What is needed: Look for "puis" in each line of the entries, and return the matching lines.
--- START ---
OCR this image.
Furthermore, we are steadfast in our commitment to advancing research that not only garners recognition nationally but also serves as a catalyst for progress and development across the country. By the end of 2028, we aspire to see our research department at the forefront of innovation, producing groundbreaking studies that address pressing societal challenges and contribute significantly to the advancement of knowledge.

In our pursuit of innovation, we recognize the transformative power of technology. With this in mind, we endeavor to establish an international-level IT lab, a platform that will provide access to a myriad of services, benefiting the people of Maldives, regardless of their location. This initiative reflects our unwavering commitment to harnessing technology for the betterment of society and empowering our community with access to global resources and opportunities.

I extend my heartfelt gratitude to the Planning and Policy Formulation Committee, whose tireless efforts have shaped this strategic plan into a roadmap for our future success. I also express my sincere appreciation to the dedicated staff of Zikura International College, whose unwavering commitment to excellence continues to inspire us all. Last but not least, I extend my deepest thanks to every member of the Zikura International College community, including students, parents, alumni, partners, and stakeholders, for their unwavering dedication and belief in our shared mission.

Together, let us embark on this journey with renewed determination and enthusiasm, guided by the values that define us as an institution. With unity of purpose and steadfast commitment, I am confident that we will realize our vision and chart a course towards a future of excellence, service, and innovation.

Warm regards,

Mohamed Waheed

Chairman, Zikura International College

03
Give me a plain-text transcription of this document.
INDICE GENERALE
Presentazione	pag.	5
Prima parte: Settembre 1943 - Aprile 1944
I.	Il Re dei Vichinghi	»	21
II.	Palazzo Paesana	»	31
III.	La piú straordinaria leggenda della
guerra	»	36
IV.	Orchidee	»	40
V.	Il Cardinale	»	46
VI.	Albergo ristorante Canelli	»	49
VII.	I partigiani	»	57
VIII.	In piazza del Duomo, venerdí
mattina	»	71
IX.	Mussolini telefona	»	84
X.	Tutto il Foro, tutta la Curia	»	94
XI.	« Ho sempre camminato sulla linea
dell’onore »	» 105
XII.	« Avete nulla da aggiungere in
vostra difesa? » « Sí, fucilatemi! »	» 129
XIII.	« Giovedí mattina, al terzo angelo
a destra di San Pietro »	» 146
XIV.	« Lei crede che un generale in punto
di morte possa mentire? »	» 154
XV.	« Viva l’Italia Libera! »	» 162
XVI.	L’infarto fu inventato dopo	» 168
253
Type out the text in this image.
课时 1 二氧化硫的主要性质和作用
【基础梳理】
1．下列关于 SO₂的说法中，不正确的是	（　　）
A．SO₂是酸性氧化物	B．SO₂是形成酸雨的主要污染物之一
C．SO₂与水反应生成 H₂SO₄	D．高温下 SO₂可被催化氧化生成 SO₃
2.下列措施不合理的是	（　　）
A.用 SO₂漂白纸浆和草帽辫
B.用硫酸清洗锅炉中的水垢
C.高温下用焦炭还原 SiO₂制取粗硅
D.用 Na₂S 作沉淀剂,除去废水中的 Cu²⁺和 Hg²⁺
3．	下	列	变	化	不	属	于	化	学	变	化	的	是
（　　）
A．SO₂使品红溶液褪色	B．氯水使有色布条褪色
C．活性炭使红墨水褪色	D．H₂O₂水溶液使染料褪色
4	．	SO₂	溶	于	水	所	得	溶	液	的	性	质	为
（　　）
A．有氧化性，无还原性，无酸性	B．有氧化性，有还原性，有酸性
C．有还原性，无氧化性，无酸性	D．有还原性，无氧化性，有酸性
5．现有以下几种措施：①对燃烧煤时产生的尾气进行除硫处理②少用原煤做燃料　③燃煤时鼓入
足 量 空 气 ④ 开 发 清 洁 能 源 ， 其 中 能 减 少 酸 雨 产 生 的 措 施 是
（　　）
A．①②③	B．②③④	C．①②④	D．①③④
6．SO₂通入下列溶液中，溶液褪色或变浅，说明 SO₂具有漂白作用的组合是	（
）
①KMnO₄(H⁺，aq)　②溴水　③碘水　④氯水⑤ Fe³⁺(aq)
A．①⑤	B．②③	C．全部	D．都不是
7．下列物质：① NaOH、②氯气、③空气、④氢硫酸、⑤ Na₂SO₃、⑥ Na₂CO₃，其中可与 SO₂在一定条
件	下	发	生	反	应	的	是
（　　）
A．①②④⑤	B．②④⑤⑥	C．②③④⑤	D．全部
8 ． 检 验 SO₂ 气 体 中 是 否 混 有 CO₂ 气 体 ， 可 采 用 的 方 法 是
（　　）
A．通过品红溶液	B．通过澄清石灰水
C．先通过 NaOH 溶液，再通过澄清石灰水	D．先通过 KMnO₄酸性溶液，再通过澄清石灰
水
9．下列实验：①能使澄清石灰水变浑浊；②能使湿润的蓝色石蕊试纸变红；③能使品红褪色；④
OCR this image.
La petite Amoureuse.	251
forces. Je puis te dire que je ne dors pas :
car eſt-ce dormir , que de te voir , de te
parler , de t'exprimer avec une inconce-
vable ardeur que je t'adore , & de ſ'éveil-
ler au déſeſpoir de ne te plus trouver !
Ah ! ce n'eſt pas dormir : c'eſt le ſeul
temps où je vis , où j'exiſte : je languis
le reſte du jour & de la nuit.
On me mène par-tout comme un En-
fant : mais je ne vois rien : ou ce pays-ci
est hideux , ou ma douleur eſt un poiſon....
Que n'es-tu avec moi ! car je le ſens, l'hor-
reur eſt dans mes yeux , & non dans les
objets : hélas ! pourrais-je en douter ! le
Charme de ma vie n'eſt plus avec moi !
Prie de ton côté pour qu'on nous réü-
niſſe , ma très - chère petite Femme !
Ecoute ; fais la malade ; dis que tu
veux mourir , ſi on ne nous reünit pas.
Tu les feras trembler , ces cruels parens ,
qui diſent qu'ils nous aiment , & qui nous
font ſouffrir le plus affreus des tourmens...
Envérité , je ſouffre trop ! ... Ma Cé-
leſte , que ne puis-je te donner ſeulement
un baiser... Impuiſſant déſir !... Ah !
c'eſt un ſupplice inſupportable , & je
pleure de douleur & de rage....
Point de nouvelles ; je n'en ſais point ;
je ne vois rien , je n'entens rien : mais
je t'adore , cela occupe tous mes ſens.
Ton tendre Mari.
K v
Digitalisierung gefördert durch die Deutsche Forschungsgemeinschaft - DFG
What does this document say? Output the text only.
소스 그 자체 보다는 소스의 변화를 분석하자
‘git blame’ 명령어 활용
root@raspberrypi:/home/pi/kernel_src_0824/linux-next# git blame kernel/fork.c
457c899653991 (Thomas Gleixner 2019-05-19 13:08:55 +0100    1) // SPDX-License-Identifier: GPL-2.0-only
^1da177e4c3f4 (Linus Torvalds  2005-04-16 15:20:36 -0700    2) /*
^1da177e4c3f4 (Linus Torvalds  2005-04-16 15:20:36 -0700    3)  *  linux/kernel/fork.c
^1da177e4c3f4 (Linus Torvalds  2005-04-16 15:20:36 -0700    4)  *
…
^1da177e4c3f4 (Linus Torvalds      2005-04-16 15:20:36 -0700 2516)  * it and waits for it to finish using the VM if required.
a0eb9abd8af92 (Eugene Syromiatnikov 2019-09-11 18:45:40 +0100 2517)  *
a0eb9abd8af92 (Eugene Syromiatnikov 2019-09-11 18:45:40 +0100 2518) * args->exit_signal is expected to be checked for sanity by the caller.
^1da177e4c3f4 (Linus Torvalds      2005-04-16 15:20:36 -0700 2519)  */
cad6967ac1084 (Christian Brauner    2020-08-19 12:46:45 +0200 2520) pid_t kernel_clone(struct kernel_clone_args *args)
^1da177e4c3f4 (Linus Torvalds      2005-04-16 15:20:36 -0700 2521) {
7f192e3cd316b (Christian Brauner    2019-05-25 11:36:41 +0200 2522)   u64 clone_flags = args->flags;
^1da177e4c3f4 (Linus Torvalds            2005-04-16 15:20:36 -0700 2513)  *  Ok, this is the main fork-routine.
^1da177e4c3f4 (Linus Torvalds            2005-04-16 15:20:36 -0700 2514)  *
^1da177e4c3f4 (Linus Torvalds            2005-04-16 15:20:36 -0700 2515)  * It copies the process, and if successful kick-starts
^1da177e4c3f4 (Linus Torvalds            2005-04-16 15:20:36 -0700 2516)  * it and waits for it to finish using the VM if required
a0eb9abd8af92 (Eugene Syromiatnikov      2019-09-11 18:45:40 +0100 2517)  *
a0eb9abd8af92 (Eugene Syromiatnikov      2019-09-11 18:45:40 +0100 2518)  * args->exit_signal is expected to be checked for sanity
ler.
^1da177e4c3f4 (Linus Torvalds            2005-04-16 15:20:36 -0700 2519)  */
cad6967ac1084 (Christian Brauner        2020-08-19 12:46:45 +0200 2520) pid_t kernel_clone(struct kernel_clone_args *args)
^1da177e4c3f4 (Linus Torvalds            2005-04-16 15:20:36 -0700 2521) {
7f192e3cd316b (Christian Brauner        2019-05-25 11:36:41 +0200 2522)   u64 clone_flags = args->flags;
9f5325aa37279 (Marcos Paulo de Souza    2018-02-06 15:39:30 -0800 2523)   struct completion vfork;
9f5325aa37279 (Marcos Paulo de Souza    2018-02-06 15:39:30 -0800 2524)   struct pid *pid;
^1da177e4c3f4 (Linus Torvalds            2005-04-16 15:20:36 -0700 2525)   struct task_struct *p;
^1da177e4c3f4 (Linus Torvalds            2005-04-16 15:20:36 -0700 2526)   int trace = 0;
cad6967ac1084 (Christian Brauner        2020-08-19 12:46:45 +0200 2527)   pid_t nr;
--- END ---
Correct response:
forces. Je puis te dire que je ne dors pas :
leſte , que ne puis-je te donner ſeulement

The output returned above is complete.